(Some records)
====================

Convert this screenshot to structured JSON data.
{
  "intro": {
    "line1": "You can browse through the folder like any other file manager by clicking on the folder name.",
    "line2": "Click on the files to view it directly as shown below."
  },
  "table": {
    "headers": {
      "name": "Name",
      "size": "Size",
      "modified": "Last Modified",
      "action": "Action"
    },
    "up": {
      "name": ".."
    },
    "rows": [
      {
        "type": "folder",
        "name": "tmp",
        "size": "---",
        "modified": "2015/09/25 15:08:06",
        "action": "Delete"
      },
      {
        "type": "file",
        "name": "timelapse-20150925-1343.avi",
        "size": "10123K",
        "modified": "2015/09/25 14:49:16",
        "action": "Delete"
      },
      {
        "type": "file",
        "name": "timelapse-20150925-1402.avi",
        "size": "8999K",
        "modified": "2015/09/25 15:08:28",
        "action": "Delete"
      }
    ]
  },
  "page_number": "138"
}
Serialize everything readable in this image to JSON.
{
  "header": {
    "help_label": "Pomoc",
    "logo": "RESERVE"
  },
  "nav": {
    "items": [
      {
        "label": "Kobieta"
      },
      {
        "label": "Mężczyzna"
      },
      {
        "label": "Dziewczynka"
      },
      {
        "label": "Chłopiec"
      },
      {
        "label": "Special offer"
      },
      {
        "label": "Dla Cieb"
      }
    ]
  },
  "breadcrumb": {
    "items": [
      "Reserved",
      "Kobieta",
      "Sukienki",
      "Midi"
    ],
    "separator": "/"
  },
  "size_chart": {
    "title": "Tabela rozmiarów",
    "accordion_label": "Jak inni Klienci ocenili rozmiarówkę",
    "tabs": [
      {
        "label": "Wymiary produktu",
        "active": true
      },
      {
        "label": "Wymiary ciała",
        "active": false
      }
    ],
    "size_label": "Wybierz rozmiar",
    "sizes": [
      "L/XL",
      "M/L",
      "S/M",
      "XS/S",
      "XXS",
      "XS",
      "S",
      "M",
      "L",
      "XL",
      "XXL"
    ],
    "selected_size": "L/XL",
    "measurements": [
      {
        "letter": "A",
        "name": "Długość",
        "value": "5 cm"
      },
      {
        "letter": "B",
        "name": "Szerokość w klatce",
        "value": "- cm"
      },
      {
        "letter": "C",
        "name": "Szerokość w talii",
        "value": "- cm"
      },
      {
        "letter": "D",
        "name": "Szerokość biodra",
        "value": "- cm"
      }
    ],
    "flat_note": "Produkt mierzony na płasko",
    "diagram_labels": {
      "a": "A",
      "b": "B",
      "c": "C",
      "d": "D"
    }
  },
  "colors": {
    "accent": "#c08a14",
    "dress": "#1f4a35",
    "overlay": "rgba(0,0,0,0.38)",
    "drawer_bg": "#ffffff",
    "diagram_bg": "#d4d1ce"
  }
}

====================

TASK DETAILS
Locate the word "JSON" in the entries, and copy every line where it is found.

TASK OUTPUT
Convert this screenshot to structured JSON data.
Serialize everything readable in this image to JSON.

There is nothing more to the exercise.